DESCRIPTION OF THE TASK:
Give the count of lines holding the string "данных" and nothing else.

↓↓↓

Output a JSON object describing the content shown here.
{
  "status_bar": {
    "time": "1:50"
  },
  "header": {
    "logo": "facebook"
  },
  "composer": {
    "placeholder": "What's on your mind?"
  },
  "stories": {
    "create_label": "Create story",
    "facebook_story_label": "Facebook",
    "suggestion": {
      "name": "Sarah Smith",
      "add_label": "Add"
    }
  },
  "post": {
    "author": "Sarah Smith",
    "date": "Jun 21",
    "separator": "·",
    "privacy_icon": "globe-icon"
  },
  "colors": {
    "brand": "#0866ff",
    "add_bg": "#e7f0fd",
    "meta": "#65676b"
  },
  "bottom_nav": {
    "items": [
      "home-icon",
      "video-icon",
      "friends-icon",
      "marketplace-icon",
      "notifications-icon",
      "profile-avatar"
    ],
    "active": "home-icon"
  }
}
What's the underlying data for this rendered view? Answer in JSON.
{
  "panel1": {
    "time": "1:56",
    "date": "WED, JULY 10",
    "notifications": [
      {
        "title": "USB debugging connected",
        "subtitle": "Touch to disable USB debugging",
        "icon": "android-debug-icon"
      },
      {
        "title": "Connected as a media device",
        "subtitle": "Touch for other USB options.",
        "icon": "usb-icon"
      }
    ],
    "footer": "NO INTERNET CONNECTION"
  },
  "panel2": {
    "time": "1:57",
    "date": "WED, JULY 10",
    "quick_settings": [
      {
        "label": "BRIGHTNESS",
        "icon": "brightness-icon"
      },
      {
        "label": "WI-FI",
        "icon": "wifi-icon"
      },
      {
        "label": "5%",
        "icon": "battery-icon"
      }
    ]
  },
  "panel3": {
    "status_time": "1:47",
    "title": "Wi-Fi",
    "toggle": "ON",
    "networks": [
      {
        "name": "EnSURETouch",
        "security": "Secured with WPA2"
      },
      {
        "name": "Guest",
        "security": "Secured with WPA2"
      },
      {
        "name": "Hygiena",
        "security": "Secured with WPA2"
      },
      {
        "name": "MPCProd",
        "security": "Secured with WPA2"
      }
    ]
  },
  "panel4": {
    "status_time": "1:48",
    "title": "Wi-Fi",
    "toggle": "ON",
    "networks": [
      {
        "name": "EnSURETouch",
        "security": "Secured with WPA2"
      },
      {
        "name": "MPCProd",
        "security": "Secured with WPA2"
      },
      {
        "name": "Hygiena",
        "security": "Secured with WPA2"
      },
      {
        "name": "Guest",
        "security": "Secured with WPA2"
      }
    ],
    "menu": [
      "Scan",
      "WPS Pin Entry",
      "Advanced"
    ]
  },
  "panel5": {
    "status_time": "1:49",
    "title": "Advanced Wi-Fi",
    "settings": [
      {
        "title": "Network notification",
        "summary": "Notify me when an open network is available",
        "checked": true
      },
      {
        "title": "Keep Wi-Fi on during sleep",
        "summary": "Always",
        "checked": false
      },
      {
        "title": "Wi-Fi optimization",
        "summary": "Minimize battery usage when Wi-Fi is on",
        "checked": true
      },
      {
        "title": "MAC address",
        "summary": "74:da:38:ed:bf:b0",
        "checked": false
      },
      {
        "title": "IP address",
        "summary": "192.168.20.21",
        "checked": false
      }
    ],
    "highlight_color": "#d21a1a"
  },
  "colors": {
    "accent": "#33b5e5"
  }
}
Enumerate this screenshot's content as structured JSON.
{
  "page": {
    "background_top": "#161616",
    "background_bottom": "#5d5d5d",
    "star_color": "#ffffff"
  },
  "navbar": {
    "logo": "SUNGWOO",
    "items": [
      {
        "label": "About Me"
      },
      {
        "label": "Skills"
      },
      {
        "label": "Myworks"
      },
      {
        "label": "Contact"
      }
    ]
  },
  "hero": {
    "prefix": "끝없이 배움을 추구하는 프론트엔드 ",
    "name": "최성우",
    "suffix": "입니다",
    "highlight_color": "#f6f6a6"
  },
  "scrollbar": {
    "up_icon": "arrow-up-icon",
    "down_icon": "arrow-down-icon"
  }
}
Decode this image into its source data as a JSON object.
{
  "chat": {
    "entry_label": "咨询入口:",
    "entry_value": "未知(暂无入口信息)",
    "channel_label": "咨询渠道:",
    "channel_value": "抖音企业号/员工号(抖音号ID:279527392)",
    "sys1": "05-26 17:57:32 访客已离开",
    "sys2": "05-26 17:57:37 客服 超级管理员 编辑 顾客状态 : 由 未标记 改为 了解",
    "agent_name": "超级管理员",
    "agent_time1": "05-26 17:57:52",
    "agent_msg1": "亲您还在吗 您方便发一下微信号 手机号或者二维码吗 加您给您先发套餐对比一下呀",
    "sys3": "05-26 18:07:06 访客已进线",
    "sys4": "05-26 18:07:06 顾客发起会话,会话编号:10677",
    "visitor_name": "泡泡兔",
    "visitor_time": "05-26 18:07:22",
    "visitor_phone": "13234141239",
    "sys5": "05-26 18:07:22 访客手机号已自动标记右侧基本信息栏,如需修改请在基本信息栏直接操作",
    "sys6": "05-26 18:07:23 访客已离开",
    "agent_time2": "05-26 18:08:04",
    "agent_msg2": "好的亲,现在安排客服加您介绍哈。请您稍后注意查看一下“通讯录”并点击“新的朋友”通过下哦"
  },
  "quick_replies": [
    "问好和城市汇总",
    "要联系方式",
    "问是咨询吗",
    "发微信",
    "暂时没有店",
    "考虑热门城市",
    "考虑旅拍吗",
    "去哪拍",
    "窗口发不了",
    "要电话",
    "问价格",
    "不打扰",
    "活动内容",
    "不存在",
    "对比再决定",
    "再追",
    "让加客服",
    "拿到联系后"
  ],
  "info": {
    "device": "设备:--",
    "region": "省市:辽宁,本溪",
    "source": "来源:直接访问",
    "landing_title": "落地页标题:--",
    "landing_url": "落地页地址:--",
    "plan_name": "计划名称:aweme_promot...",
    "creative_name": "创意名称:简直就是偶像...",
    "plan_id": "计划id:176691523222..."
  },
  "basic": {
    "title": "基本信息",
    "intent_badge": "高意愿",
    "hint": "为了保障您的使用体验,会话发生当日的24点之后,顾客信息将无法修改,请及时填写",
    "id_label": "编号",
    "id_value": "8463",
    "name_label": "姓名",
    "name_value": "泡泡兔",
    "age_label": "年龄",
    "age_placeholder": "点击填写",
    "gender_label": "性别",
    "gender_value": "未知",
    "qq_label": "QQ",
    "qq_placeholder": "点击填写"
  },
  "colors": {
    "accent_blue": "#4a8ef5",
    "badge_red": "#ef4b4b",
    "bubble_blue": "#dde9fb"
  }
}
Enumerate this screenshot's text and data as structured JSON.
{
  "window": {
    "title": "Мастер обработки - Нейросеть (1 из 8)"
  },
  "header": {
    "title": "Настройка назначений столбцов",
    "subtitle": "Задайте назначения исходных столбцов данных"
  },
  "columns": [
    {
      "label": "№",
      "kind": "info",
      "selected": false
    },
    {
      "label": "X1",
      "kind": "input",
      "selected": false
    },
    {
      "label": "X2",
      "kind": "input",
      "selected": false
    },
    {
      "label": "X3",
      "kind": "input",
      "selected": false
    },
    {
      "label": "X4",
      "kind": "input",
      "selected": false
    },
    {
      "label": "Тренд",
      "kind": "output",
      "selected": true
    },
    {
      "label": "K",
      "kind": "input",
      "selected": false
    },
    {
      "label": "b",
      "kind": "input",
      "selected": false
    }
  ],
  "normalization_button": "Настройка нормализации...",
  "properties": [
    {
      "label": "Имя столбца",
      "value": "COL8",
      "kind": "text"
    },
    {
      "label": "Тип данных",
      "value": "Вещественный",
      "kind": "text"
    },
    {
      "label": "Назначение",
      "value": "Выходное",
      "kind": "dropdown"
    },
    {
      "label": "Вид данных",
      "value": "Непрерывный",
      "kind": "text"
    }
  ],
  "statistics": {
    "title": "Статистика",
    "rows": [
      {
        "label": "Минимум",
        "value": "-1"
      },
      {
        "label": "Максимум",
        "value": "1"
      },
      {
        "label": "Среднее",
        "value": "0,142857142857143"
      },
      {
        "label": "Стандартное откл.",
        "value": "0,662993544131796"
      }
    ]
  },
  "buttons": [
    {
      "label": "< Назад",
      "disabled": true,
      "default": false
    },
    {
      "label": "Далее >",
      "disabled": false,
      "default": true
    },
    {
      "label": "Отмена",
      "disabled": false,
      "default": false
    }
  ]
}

↑↑↑

SOLUTION FOR THIS PROBLEM:
3